→ TASK GOAL
Everything in the listing except the pictures should be written out exactly.

→ SUPPLIED INFORMATION

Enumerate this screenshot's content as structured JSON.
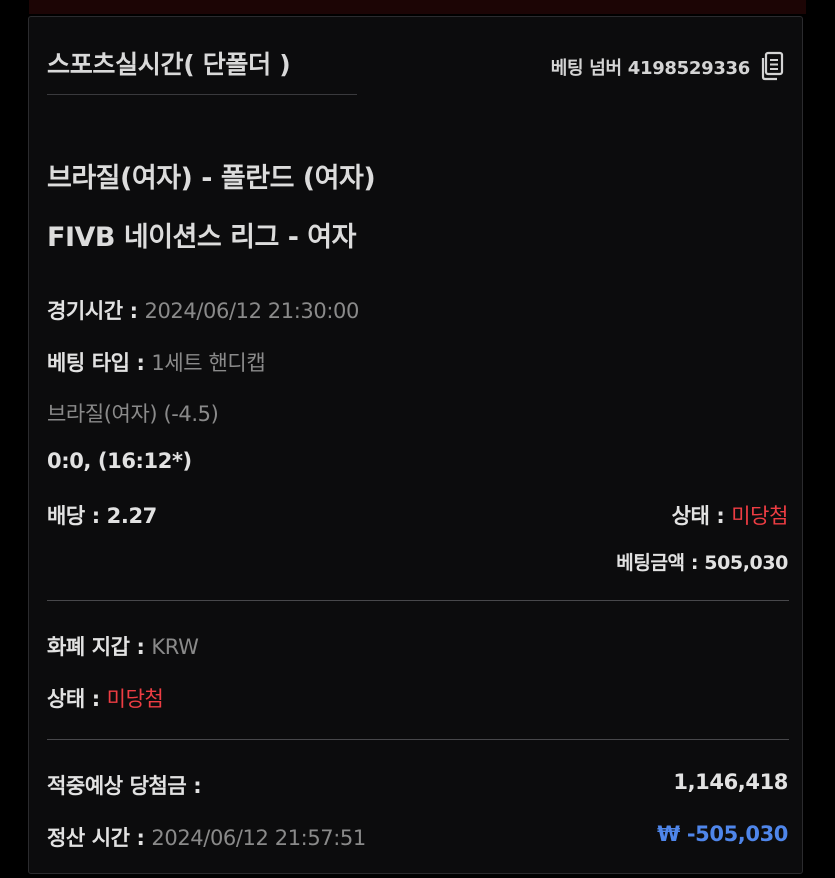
{
  "header": {
    "title": "스포츠실시간( 단폴더 )",
    "bet_number_label": "베팅 넘버 4198529336"
  },
  "match": {
    "teams": "브라질(여자) - 폴란드 (여자)",
    "league": "FIVB 네이션스 리그 - 여자"
  },
  "details": {
    "game_time_label": "경기시간 : ",
    "game_time_value": "2024/06/12 21:30:00",
    "bet_type_label": "베팅 타입 : ",
    "bet_type_value": "1세트 핸디캡",
    "selection": "브라질(여자) (-4.5)",
    "score": "0:0, (16:12*)",
    "odds_label": "배당 : ",
    "odds_value": "2.27",
    "status_label": "상태 : ",
    "status_value": "미당첨",
    "bet_amount_label": "베팅금액 : ",
    "bet_amount_value": "505,030"
  },
  "wallet": {
    "currency_label": "화폐 지갑 : ",
    "currency_value": "KRW",
    "status_label": "상태 : ",
    "status_value": "미당첨"
  },
  "settlement": {
    "expected_win_label": "적중예상 당첨금 : ",
    "expected_win_value": "1,146,418",
    "settle_time_label": "정산 시간 : ",
    "settle_time_value": "2024/06/12 21:57:51",
    "settle_amount": "₩ -505,030"
  },
  "colors": {
    "background": "#000000",
    "card": "#0c0c0d",
    "status_red": "#ee3d43",
    "amount_blue": "#4f86ea"
  },
  "icons": {
    "copy": "copy-document-icon"
  }
}
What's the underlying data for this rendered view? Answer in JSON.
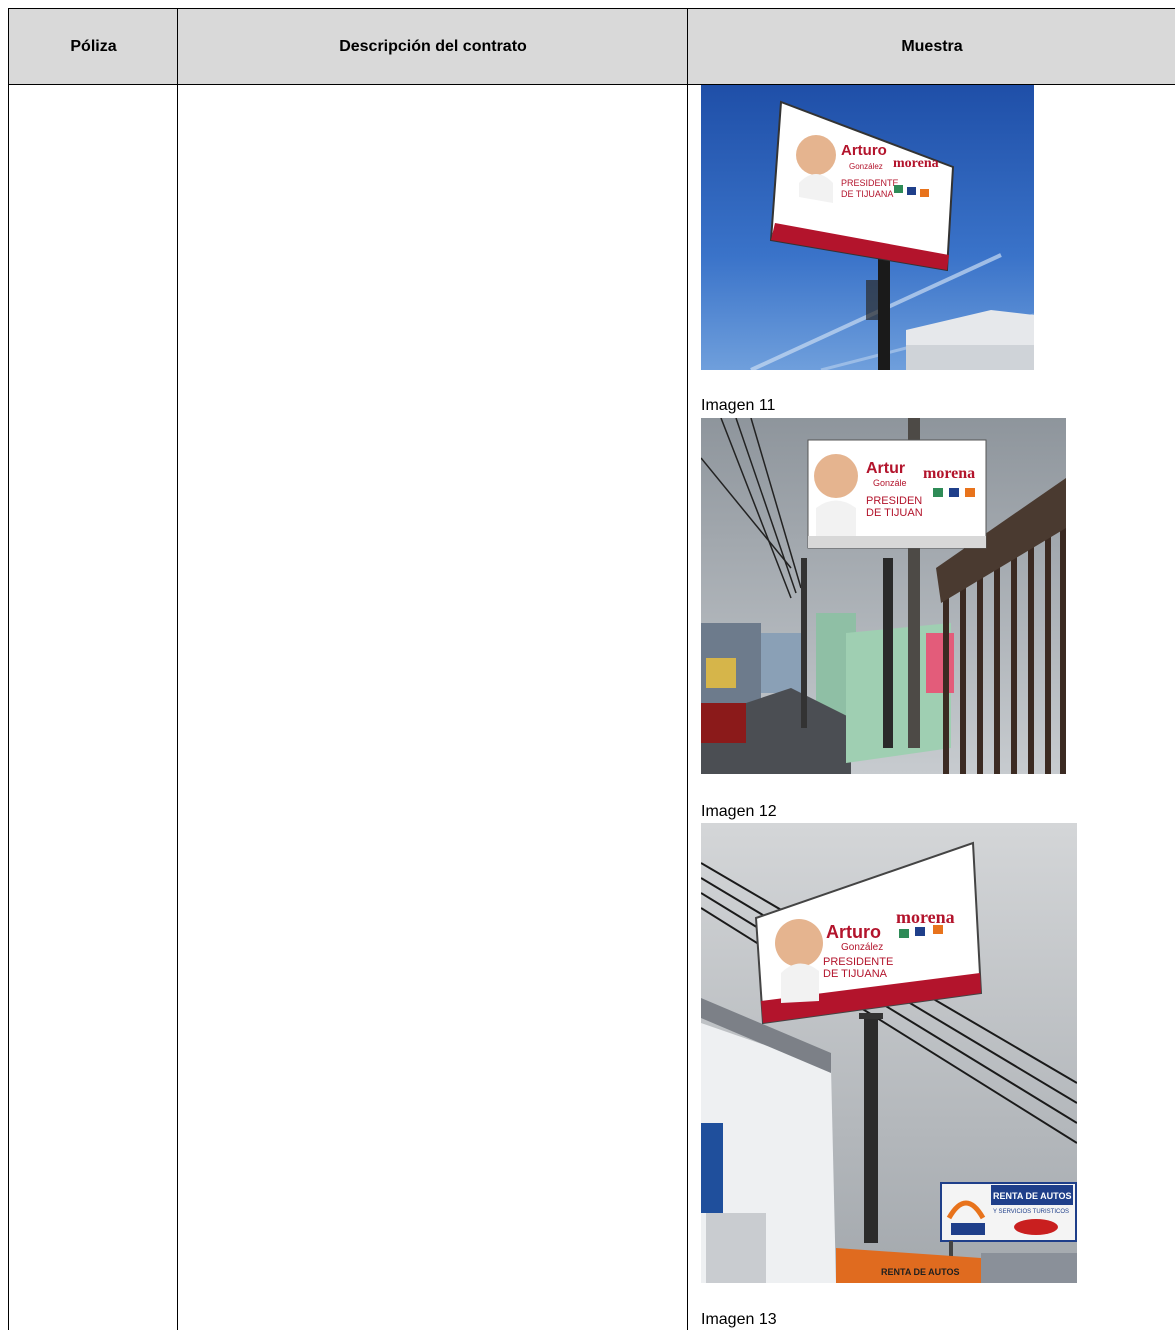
{
  "table": {
    "headers": {
      "poliza": "Póliza",
      "descripcion": "Descripción del contrato",
      "muestra": "Muestra"
    }
  },
  "images": [
    {
      "caption": "Imagen 11",
      "billboard": {
        "name_first": "Arturo",
        "name_last": "González",
        "party": "morena",
        "line1": "PRESIDENTE",
        "line2": "DE TIJUANA"
      }
    },
    {
      "caption": "Imagen 12",
      "billboard": {
        "name_first": "Artur",
        "name_last": "Gonzále",
        "party": "morena",
        "line1": "PRESIDEN",
        "line2": "DE TIJUAN"
      }
    },
    {
      "caption": "Imagen 13",
      "billboard": {
        "name_first": "Arturo",
        "name_last": "González",
        "party": "morena",
        "line1": "PRESIDENTE",
        "line2": "DE TIJUANA"
      },
      "sign": {
        "title": "RENTA DE AUTOS",
        "subtitle": "Y SERVICIOS TURISTICOS",
        "awning": "RENTA DE AUTOS"
      }
    }
  ]
}
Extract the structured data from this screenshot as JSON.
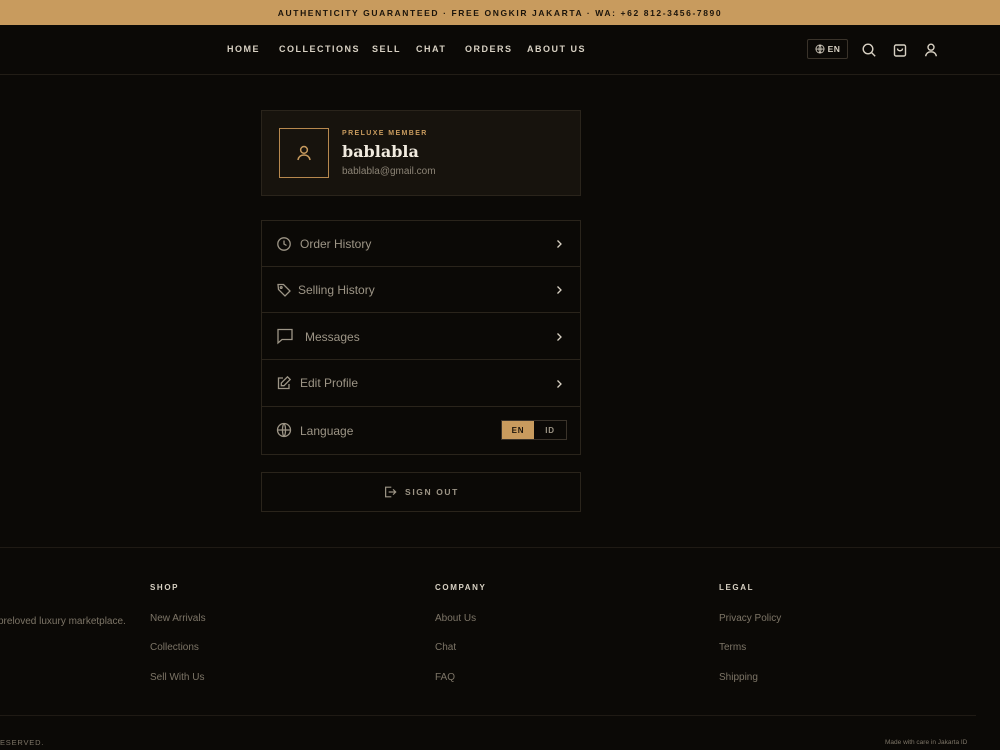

→ RESPONSE BELOW
Enumerate this screenshot's content as structured JSON.
{
  "header": {
    "title": "스포츠실시간( 단폴더 )",
    "bet_number_label": "베팅 넘버 4198529336"
  },
  "match": {
    "teams": "브라질(여자) - 폴란드 (여자)",
    "league": "FIVB 네이션스 리그 - 여자"
  },
  "details": {
    "game_time_label": "경기시간 : ",
    "game_time_value": "2024/06/12 21:30:00",
    "bet_type_label": "베팅 타입 : ",
    "bet_type_value": "1세트 핸디캡",
    "selection": "브라질(여자) (-4.5)",
    "score": "0:0, (16:12*)",
    "odds_label": "배당 : ",
    "odds_value": "2.27",
    "status_label": "상태 : ",
    "status_value": "미당첨",
    "bet_amount_label": "베팅금액 : ",
    "bet_amount_value": "505,030"
  },
  "wallet": {
    "currency_label": "화폐 지갑 : ",
    "currency_value": "KRW",
    "status_label": "상태 : ",
    "status_value": "미당첨"
  },
  "settlement": {
    "expected_win_label": "적중예상 당첨금 : ",
    "expected_win_value": "1,146,418",
    "settle_time_label": "정산 시간 : ",
    "settle_time_value": "2024/06/12 21:57:51",
    "settle_amount": "₩ -505,030"
  },
  "colors": {
    "background": "#000000",
    "card": "#0c0c0d",
    "status_red": "#ee3d43",
    "amount_blue": "#4f86ea"
  },
  "icons": {
    "copy": "copy-document-icon"
  }
}
What's the underlying data for this rendered view? Answer in JSON.
{
  "table": {
    "headers": {
      "poliza": "Póliza",
      "descripcion": "Descripción del contrato",
      "muestra": "Muestra"
    }
  },
  "images": [
    {
      "caption": "Imagen 11",
      "billboard": {
        "name_first": "Arturo",
        "name_last": "González",
        "party": "morena",
        "line1": "PRESIDENTE",
        "line2": "DE TIJUANA"
      }
    },
    {
      "caption": "Imagen 12",
      "billboard": {
        "name_first": "Artur",
        "name_last": "Gonzále",
        "party": "morena",
        "line1": "PRESIDEN",
        "line2": "DE TIJUAN"
      }
    },
    {
      "caption": "Imagen 13",
      "billboard": {
        "name_first": "Arturo",
        "name_last": "González",
        "party": "morena",
        "line1": "PRESIDENTE",
        "line2": "DE TIJUANA"
      },
      "sign": {
        "title": "RENTA DE AUTOS",
        "subtitle": "Y SERVICIOS TURISTICOS",
        "awning": "RENTA DE AUTOS"
      }
    }
  ]
}
Extract the structured data from this screenshot as JSON.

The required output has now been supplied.